## TO BE DONE
Your task is to extract every line from the material below exactly.

## DATA PROVIDED

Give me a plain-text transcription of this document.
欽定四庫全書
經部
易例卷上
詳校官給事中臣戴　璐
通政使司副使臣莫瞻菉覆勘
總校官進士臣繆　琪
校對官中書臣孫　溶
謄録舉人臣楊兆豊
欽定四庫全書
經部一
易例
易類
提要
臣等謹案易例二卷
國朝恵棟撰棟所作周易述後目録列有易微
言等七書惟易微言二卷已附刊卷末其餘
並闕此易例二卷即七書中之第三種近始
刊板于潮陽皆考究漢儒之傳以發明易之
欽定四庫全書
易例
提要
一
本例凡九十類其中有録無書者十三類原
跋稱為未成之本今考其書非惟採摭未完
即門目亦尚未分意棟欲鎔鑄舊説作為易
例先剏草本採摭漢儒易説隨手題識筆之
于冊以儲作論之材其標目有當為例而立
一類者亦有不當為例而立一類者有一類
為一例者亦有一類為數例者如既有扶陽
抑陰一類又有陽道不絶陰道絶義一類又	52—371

## FINAL RESULT
Give me a plain-text transcription of this document.
欽定四庫全書
經部
易例卷上
詳校官給事中臣戴　璐
通政使司副使臣莫瞻菉覆勘
總校官進士臣繆　琪
校對官中書臣孫　溶
謄録舉人臣楊兆豊
欽定四庫全書
經部一
易例
易類
提要
臣等謹案易例二卷
國朝恵棟撰棟所作周易述後目録列有易微
言等七書惟易微言二卷已附刊卷末其餘
並闕此易例二卷即七書中之第三種近始
刊板于潮陽皆考究漢儒之傳以發明易之
欽定四庫全書
易例
提要
一
本例凡九十類其中有録無書者十三類原
跋稱為未成之本今考其書非惟採摭未完
即門目亦尚未分意棟欲鎔鑄舊説作為易
例先剏草本採摭漢儒易説隨手題識筆之
于冊以儲作論之材其標目有當為例而立
一類者亦有不當為例而立一類者有一類
為一例者亦有一類為數例者如既有扶陽
抑陰一類又有陽道不絶陰道絶義一類又	52—371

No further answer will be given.